**THE REQUEST**
Output the material beneath this task exactly, images excluded.

(Records)
--------------------------------

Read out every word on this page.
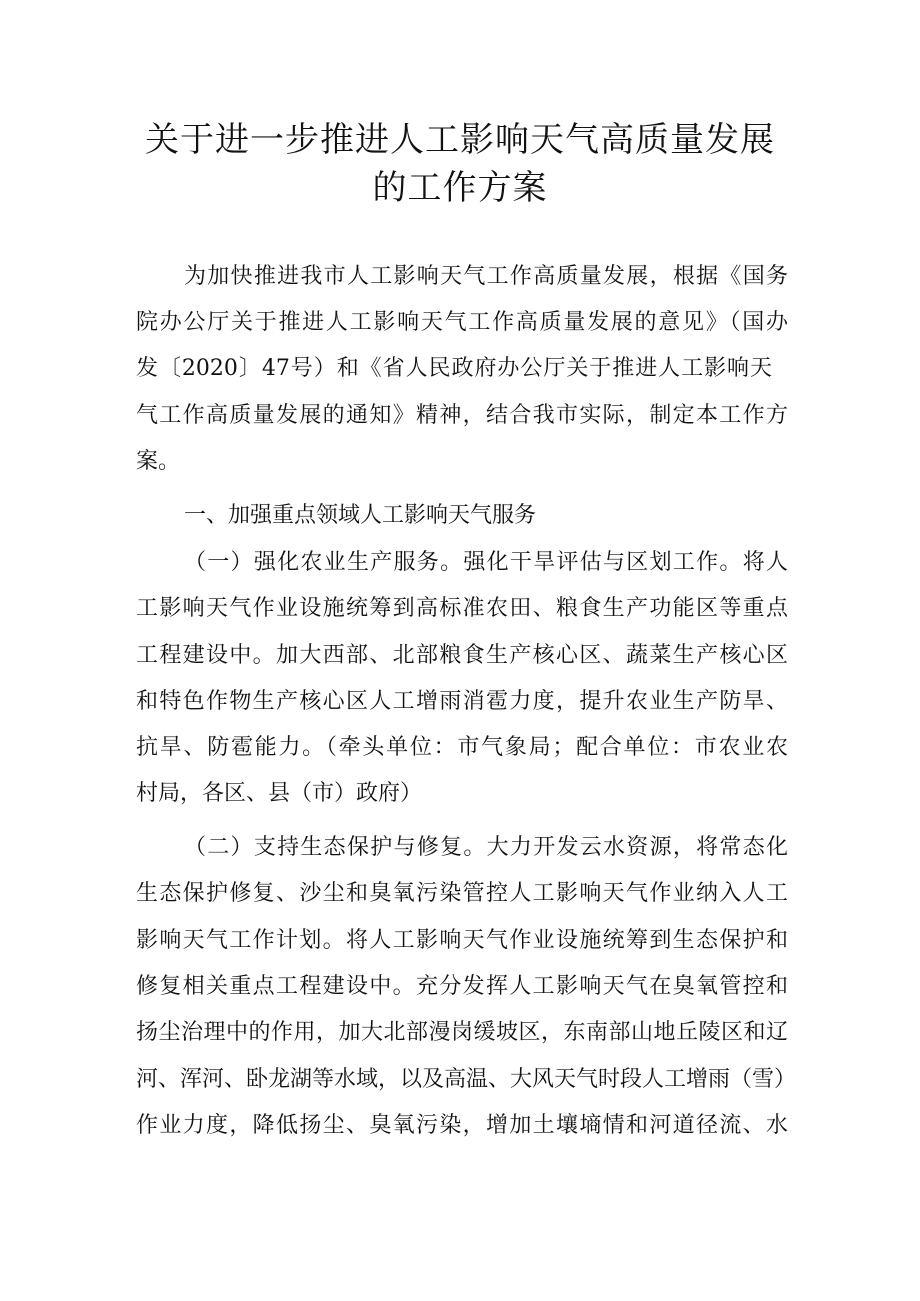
关于进一步推进人工影响天气高质量发展
的工作方案
为加快推进我市人工影响天气工作高质量发展，根据《国务
院办公厅关于推进人工影响天气工作高质量发展的意见》（国办
发〔2020〕47号）和《省人民政府办公厅关于推进人工影响天
气工作高质量发展的通知》精神，结合我市实际，制定本工作方
案。
一、加强重点领域人工影响天气服务
（一）强化农业生产服务。强化干旱评估与区划工作。将人
工影响天气作业设施统筹到高标准农田、粮食生产功能区等重点
工程建设中。加大西部、北部粮食生产核心区、蔬菜生产核心区
和特色作物生产核心区人工增雨消雹力度，提升农业生产防旱、
抗旱、防雹能力。（牵头单位：市气象局；配合单位：市农业农
村局，各区、县（市）政府）
（二）支持生态保护与修复。大力开发云水资源，将常态化
生态保护修复、沙尘和臭氧污染管控人工影响天气作业纳入人工
影响天气工作计划。将人工影响天气作业设施统筹到生态保护和
修复相关重点工程建设中。充分发挥人工影响天气在臭氧管控和
扬尘治理中的作用，加大北部漫岗缓坡区，东南部山地丘陵区和辽
河、浑河、卧龙湖等水域，以及高温、大风天气时段人工增雨（雪）
作业力度，降低扬尘、臭氧污染，增加土壤墒情和河道径流、水
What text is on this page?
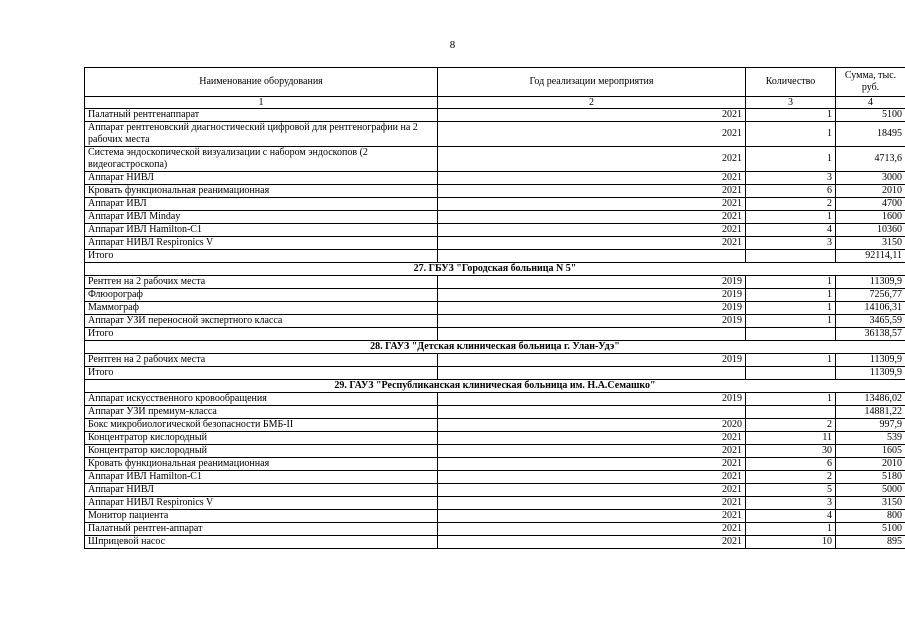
8
Наименование оборудования	Год реализации мероприятия	Количество	Сумма, тыс. руб.
1	2	3	4
Палатный рентгенаппарат	2021	1	5100
Аппарат рентгеновский диагностический цифровой для рентгенографии на 2 рабочих места	2021	1	18495
Система эндоскопической визуализации с набором эндоскопов (2 видеогастроскопа)	2021	1	4713,6
Аппарат НИВЛ	2021	3	3000
Кровать функциональная реанимационная	2021	6	2010
Аппарат ИВЛ	2021	2	4700
Аппарат ИВЛ Minday	2021	1	1600
Аппарат ИВЛ Hamilton-C1	2021	4	10360
Аппарат НИВЛ Respironics V	2021	3	3150
Итого			92114,11
27. ГБУЗ "Городская больница N 5"			
Рентген на 2 рабочих места	2019	1	11309,9
Флюорограф	2019	1	7256,77
Маммограф	2019	1	14106,31
Аппарат УЗИ переносной экспертного класса	2019	1	3465,59
Итого			36138,57
28. ГАУЗ "Детская клиническая больница г. Улан-Удэ"			
Рентген на 2 рабочих места	2019	1	11309,9
Итого			11309,9
29. ГАУЗ "Республиканская клиническая больница им. Н.А.Семашко"			
Аппарат искусственного кровообращения	2019	1	13486,02
Аппарат УЗИ премиум-класса			14881,22
Бокс микробиологической безопасности БМБ-II	2020	2	997,9
Концентратор кислородный	2021	11	539
Концентратор кислородный	2021	30	1605
Кровать функциональная реанимационная	2021	6	2010
Аппарат ИВЛ Hamilton-C1	2021	2	5180
Аппарат НИВЛ	2021	5	5000
Аппарат НИВЛ Respironics V	2021	3	3150
Монитор пациента	2021	4	800
Палатный рентген-аппарат	2021	1	5100
Шприцевой насос	2021	10	895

--------------------------------

**WRITTEN SOLUTION**
Read out every word on this page.
关于进一步推进人工影响天气高质量发展
的工作方案
为加快推进我市人工影响天气工作高质量发展，根据《国务
院办公厅关于推进人工影响天气工作高质量发展的意见》（国办
发〔2020〕47号）和《省人民政府办公厅关于推进人工影响天
气工作高质量发展的通知》精神，结合我市实际，制定本工作方
案。
一、加强重点领域人工影响天气服务
（一）强化农业生产服务。强化干旱评估与区划工作。将人
工影响天气作业设施统筹到高标准农田、粮食生产功能区等重点
工程建设中。加大西部、北部粮食生产核心区、蔬菜生产核心区
和特色作物生产核心区人工增雨消雹力度，提升农业生产防旱、
抗旱、防雹能力。（牵头单位：市气象局；配合单位：市农业农
村局，各区、县（市）政府）
（二）支持生态保护与修复。大力开发云水资源，将常态化
生态保护修复、沙尘和臭氧污染管控人工影响天气作业纳入人工
影响天气工作计划。将人工影响天气作业设施统筹到生态保护和
修复相关重点工程建设中。充分发挥人工影响天气在臭氧管控和
扬尘治理中的作用，加大北部漫岗缓坡区，东南部山地丘陵区和辽
河、浑河、卧龙湖等水域，以及高温、大风天气时段人工增雨（雪）
作业力度，降低扬尘、臭氧污染，增加土壤墒情和河道径流、水
What text is on this page?
8
Наименование оборудования	Год реализации мероприятия	Количество	Сумма, тыс. руб.
1	2	3	4
Палатный рентгенаппарат	2021	1	5100
Аппарат рентгеновский диагностический цифровой для рентгенографии на 2 рабочих места	2021	1	18495
Система эндоскопической визуализации с набором эндоскопов (2 видеогастроскопа)	2021	1	4713,6
Аппарат НИВЛ	2021	3	3000
Кровать функциональная реанимационная	2021	6	2010
Аппарат ИВЛ	2021	2	4700
Аппарат ИВЛ Minday	2021	1	1600
Аппарат ИВЛ Hamilton-C1	2021	4	10360
Аппарат НИВЛ Respironics V	2021	3	3150
Итого			92114,11
27. ГБУЗ "Городская больница N 5"			
Рентген на 2 рабочих места	2019	1	11309,9
Флюорограф	2019	1	7256,77
Маммограф	2019	1	14106,31
Аппарат УЗИ переносной экспертного класса	2019	1	3465,59
Итого			36138,57
28. ГАУЗ "Детская клиническая больница г. Улан-Удэ"			
Рентген на 2 рабочих места	2019	1	11309,9
Итого			11309,9
29. ГАУЗ "Республиканская клиническая больница им. Н.А.Семашко"			
Аппарат искусственного кровообращения	2019	1	13486,02
Аппарат УЗИ премиум-класса			14881,22
Бокс микробиологической безопасности БМБ-II	2020	2	997,9
Концентратор кислородный	2021	11	539
Концентратор кислородный	2021	30	1605
Кровать функциональная реанимационная	2021	6	2010
Аппарат ИВЛ Hamilton-C1	2021	2	5180
Аппарат НИВЛ	2021	5	5000
Аппарат НИВЛ Respironics V	2021	3	3150
Монитор пациента	2021	4	800
Палатный рентген-аппарат	2021	1	5100
Шприцевой насос	2021	10	895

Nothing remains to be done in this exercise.